From the entries below, gather every line containing the string "title".

----

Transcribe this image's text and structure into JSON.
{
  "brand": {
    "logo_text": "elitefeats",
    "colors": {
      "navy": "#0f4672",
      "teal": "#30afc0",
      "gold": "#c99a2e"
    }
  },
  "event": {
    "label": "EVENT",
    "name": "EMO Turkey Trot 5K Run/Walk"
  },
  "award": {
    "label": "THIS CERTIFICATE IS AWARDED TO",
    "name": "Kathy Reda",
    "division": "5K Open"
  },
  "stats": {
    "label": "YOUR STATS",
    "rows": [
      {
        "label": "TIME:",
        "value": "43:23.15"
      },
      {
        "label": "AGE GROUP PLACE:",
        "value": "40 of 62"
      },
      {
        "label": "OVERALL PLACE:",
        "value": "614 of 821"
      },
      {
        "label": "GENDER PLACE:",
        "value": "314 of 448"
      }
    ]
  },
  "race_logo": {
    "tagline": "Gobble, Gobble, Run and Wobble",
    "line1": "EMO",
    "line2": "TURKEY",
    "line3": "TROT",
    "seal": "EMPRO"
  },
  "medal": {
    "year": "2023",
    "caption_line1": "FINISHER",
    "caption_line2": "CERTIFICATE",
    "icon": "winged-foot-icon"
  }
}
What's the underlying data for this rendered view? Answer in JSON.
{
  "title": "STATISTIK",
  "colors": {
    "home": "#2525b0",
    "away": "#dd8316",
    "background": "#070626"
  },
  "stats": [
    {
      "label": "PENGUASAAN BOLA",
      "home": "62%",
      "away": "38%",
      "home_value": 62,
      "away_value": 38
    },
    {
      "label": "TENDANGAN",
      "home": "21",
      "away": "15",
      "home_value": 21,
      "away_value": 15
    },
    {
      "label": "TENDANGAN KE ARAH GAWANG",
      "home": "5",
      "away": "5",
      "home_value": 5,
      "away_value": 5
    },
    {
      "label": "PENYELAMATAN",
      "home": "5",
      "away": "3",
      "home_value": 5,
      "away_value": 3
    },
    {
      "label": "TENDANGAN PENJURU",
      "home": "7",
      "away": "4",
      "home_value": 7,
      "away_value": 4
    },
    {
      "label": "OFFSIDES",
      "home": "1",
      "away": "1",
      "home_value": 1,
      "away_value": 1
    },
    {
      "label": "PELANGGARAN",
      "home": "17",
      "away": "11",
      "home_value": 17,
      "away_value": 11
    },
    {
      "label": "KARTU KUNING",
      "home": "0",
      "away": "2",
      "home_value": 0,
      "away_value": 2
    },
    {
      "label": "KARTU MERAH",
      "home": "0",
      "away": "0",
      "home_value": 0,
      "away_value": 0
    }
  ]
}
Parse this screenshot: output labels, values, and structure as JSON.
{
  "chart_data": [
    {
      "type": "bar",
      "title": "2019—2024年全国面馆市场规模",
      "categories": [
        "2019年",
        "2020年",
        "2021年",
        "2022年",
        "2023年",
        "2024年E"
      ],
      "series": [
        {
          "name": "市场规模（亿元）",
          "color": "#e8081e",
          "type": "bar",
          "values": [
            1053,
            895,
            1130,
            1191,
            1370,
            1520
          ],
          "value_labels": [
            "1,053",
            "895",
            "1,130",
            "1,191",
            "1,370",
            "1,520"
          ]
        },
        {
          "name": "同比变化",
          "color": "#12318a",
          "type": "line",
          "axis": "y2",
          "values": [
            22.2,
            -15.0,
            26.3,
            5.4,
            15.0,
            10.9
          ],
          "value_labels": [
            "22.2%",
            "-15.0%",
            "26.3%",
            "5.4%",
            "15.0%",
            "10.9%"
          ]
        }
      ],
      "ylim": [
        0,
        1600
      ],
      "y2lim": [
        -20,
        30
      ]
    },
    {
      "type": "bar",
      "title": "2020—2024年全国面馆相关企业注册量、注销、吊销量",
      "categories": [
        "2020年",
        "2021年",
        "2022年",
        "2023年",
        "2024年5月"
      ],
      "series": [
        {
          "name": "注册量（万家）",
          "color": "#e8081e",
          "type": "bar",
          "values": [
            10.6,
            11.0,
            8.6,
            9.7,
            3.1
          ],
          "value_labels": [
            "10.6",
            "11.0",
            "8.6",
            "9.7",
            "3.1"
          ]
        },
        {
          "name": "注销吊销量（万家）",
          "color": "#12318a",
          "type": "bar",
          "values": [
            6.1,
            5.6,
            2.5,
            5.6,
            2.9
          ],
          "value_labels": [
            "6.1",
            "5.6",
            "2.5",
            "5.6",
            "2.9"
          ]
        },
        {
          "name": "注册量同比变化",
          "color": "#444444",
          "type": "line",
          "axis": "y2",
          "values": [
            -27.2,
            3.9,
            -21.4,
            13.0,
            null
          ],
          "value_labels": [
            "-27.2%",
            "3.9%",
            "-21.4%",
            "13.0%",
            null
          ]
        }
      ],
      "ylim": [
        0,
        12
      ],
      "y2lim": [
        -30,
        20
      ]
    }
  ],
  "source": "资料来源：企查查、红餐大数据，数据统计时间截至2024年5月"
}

----

WRITTEN SOLUTION>
  "title": "STATISTIK",
      "title": "2019—2024年全国面馆市场规模",
      "title": "2020—2024年全国面馆相关企业注册量、注销、吊销量",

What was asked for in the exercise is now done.